> Requirements
Print all the data, keeping every line exactly as it is.

> Data for the task
++++++++++

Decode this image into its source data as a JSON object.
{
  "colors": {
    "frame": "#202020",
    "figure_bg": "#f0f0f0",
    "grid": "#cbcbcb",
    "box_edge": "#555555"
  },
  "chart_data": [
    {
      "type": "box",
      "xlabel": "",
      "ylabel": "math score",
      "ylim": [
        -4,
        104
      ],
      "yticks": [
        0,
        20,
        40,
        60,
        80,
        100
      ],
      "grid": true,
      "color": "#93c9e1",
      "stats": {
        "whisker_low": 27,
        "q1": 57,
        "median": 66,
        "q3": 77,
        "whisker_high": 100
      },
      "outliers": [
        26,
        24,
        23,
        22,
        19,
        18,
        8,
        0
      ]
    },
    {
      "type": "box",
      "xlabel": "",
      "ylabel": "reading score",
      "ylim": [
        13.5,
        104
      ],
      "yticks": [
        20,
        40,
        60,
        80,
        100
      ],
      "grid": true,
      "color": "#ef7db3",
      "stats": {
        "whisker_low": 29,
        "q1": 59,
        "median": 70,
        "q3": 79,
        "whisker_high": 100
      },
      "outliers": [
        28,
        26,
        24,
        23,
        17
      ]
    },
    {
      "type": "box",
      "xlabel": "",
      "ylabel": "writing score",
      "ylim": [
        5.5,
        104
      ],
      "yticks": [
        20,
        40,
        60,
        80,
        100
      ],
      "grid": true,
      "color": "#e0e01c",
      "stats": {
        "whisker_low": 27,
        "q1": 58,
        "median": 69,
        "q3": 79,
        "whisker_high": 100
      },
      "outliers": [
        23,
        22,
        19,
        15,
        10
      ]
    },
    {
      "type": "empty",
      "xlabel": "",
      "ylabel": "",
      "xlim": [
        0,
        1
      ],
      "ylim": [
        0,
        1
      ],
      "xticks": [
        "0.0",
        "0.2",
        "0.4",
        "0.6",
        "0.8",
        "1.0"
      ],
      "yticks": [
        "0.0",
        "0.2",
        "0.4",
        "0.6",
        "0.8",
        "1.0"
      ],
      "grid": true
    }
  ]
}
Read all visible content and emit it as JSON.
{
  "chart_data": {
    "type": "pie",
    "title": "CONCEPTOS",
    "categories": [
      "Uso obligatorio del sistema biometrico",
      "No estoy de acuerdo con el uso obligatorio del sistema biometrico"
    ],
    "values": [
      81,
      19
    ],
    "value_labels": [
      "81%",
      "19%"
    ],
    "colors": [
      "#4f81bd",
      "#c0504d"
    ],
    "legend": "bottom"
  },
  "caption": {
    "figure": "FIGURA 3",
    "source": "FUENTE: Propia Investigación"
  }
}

++++++++++

> Solution below
Decode this image into its source data as a JSON object.
{
  "colors": {
    "frame": "#202020",
    "figure_bg": "#f0f0f0",
    "grid": "#cbcbcb",
    "box_edge": "#555555"
  },
  "chart_data": [
    {
      "type": "box",
      "xlabel": "",
      "ylabel": "math score",
      "ylim": [
        -4,
        104
      ],
      "yticks": [
        0,
        20,
        40,
        60,
        80,
        100
      ],
      "grid": true,
      "color": "#93c9e1",
      "stats": {
        "whisker_low": 27,
        "q1": 57,
        "median": 66,
        "q3": 77,
        "whisker_high": 100
      },
      "outliers": [
        26,
        24,
        23,
        22,
        19,
        18,
        8,
        0
      ]
    },
    {
      "type": "box",
      "xlabel": "",
      "ylabel": "reading score",
      "ylim": [
        13.5,
        104
      ],
      "yticks": [
        20,
        40,
        60,
        80,
        100
      ],
      "grid": true,
      "color": "#ef7db3",
      "stats": {
        "whisker_low": 29,
        "q1": 59,
        "median": 70,
        "q3": 79,
        "whisker_high": 100
      },
      "outliers": [
        28,
        26,
        24,
        23,
        17
      ]
    },
    {
      "type": "box",
      "xlabel": "",
      "ylabel": "writing score",
      "ylim": [
        5.5,
        104
      ],
      "yticks": [
        20,
        40,
        60,
        80,
        100
      ],
      "grid": true,
      "color": "#e0e01c",
      "stats": {
        "whisker_low": 27,
        "q1": 58,
        "median": 69,
        "q3": 79,
        "whisker_high": 100
      },
      "outliers": [
        23,
        22,
        19,
        15,
        10
      ]
    },
    {
      "type": "empty",
      "xlabel": "",
      "ylabel": "",
      "xlim": [
        0,
        1
      ],
      "ylim": [
        0,
        1
      ],
      "xticks": [
        "0.0",
        "0.2",
        "0.4",
        "0.6",
        "0.8",
        "1.0"
      ],
      "yticks": [
        "0.0",
        "0.2",
        "0.4",
        "0.6",
        "0.8",
        "1.0"
      ],
      "grid": true
    }
  ]
}
Read all visible content and emit it as JSON.
{
  "chart_data": {
    "type": "pie",
    "title": "CONCEPTOS",
    "categories": [
      "Uso obligatorio del sistema biometrico",
      "No estoy de acuerdo con el uso obligatorio del sistema biometrico"
    ],
    "values": [
      81,
      19
    ],
    "value_labels": [
      "81%",
      "19%"
    ],
    "colors": [
      "#4f81bd",
      "#c0504d"
    ],
    "legend": "bottom"
  },
  "caption": {
    "figure": "FIGURA 3",
    "source": "FUENTE: Propia Investigación"
  }
}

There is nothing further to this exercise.